--- Begin SUPPLIED DATA ---
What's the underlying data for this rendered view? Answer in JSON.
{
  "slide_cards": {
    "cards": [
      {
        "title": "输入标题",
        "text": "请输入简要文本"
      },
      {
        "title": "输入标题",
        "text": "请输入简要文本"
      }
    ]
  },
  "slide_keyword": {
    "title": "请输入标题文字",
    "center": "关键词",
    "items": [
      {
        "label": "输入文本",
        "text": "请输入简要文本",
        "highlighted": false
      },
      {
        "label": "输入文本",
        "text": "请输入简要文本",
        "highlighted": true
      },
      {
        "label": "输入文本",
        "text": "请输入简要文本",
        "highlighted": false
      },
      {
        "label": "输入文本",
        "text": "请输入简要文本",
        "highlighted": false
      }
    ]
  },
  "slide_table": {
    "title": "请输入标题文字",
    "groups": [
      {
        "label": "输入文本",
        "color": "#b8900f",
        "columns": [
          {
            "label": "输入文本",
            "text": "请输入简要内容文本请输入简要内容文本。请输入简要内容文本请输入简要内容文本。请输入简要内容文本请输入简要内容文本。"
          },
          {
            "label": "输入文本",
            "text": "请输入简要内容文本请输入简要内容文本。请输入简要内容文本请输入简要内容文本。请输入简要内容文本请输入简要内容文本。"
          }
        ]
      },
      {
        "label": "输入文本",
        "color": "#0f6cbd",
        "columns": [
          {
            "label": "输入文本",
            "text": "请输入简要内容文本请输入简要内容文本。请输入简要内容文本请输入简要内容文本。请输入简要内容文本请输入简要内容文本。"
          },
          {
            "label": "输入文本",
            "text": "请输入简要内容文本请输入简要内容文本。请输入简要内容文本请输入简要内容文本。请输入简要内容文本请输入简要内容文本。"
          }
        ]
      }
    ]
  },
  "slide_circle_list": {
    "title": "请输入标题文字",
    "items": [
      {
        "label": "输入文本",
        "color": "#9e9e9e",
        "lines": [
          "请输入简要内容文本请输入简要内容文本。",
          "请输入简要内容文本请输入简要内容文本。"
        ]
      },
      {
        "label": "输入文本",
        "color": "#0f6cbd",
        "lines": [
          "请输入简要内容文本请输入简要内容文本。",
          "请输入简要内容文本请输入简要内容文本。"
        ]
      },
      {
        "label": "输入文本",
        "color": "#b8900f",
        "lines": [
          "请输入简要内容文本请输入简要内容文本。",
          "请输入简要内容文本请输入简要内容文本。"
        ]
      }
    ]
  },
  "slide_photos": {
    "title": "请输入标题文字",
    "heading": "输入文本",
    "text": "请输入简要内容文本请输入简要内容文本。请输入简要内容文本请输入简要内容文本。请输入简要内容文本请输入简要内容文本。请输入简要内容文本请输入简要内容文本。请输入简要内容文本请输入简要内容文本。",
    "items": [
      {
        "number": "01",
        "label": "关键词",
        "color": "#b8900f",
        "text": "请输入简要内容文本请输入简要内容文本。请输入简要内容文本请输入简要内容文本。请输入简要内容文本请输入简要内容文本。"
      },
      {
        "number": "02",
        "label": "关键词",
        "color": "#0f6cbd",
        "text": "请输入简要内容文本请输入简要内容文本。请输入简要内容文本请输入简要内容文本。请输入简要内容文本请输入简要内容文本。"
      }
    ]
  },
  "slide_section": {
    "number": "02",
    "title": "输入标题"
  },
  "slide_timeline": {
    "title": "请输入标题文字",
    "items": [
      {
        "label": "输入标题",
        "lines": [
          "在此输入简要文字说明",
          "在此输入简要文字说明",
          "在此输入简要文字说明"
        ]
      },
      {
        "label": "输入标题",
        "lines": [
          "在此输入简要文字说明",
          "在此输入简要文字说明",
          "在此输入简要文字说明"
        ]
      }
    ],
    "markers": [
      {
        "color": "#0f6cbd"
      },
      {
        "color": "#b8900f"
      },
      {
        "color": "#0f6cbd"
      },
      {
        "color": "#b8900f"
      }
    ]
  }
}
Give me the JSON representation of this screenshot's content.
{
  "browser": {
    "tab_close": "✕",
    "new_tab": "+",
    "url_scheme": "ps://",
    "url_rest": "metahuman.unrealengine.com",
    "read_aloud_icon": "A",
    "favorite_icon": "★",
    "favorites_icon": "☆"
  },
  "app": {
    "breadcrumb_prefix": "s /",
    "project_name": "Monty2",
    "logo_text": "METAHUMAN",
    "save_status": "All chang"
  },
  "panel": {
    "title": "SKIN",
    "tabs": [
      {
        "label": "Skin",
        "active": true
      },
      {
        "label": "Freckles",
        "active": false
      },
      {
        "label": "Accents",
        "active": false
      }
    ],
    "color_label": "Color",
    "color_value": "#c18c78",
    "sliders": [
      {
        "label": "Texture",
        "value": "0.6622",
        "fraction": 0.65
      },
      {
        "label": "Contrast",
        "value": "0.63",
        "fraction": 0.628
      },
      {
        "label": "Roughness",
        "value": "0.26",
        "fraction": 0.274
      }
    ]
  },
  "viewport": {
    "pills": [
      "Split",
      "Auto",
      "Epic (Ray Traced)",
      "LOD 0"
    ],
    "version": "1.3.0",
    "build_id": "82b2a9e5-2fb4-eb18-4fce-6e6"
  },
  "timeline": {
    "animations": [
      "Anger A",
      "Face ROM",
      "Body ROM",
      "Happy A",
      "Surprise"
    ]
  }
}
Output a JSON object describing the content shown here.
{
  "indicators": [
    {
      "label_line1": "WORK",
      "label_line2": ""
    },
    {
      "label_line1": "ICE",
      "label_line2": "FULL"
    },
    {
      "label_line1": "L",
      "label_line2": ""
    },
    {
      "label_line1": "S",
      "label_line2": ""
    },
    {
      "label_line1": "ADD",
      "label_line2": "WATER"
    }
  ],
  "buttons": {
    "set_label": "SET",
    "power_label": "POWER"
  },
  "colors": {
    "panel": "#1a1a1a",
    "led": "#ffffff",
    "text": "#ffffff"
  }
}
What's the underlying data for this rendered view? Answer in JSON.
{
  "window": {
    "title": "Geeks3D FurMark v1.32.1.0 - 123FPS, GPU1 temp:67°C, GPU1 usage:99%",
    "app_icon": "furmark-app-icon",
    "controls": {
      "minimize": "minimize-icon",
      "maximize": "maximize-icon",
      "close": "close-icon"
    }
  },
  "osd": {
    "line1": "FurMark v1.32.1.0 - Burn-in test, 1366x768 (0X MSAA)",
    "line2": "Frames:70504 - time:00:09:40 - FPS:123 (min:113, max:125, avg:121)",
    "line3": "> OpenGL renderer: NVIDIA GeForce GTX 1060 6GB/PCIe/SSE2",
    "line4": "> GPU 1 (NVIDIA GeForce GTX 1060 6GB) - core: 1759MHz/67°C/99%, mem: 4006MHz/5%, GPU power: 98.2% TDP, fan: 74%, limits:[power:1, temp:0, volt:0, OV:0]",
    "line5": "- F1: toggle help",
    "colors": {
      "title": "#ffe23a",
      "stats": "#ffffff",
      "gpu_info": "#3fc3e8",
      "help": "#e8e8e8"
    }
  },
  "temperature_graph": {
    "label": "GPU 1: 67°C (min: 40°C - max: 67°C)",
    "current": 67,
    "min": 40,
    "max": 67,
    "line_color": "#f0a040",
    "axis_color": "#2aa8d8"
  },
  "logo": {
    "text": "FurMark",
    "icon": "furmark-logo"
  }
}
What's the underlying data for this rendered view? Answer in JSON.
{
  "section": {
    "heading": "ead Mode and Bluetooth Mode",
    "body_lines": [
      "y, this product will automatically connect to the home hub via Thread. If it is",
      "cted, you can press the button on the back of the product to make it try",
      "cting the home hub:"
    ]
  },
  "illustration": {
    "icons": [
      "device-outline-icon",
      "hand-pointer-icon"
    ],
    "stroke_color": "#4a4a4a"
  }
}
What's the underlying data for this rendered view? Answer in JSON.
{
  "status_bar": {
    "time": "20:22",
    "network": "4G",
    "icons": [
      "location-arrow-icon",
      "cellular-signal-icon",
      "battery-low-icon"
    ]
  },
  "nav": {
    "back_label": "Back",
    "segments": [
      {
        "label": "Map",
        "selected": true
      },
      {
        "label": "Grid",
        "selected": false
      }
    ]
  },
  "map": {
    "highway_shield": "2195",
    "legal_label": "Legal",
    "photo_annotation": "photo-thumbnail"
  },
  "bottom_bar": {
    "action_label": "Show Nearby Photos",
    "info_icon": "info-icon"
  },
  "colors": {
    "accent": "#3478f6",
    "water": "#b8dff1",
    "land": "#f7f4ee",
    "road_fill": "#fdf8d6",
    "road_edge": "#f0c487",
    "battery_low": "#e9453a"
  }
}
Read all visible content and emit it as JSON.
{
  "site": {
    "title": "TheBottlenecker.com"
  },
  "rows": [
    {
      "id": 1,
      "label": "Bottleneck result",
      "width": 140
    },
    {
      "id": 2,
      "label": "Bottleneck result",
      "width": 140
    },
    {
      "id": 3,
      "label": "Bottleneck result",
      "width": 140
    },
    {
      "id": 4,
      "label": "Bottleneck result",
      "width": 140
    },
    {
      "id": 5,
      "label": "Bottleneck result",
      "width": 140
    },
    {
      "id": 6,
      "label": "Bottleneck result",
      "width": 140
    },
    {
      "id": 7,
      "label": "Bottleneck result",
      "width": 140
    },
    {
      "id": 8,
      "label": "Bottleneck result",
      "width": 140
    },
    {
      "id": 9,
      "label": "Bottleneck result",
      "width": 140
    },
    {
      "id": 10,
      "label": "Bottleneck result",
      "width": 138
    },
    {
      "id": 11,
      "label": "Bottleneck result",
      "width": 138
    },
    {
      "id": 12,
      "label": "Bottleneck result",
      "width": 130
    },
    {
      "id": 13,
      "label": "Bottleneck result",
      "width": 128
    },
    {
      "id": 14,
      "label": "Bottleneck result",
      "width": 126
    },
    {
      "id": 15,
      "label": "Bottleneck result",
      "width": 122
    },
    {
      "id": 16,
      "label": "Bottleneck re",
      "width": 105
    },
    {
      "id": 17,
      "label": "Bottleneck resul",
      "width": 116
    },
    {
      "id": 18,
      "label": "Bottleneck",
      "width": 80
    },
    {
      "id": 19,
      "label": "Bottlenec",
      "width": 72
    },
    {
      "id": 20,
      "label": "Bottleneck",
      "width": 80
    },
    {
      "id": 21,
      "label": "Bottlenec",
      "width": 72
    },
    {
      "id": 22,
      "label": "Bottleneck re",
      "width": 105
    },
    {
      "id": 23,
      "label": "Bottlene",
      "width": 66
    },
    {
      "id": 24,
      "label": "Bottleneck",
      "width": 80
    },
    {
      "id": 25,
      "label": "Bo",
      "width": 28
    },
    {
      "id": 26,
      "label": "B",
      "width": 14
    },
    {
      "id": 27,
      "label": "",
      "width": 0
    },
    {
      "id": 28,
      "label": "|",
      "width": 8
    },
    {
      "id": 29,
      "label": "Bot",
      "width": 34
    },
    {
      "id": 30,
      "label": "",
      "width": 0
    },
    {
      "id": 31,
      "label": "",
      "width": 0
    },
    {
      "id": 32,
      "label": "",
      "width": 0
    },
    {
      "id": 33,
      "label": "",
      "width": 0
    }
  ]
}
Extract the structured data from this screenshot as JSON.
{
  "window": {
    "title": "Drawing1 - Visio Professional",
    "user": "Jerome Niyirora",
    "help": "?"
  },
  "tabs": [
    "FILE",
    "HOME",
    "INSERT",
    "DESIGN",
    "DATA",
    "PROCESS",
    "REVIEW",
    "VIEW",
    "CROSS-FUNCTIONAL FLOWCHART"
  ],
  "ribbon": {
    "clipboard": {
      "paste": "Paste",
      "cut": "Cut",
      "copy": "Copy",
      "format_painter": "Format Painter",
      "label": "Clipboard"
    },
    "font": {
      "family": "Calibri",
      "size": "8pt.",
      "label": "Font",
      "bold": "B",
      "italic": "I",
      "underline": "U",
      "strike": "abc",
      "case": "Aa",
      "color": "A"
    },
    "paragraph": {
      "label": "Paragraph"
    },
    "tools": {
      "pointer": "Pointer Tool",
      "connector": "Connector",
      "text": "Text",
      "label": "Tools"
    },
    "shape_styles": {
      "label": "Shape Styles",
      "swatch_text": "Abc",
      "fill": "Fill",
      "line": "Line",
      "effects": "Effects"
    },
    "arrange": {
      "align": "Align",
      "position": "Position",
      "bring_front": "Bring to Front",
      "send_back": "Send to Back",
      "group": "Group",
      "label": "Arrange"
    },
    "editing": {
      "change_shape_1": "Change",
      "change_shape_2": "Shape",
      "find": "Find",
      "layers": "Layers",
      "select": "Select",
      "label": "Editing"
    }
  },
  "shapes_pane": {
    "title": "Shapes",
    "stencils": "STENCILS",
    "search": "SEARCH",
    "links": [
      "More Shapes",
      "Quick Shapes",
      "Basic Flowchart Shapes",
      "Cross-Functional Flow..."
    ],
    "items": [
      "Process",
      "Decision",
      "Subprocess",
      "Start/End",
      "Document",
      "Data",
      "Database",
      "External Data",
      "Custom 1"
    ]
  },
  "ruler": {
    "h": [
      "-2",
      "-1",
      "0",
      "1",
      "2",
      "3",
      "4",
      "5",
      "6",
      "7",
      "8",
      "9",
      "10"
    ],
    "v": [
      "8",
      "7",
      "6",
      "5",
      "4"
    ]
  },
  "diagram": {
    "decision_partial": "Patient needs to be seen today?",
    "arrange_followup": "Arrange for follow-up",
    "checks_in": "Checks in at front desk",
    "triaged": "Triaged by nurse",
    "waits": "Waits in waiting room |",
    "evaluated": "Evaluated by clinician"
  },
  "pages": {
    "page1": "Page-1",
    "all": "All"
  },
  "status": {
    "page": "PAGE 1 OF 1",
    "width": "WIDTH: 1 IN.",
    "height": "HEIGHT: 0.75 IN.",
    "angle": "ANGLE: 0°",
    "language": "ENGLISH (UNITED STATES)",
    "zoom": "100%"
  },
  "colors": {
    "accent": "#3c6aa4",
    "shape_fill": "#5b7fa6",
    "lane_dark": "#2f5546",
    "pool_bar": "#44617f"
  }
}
--- End SUPPLIED DATA ---
> WHAT TO PRODUCE: Tally how many lines of the material contain the word "pointer". The answer must be the number and nothing else.

> OUTPUT OF THE TASK: 2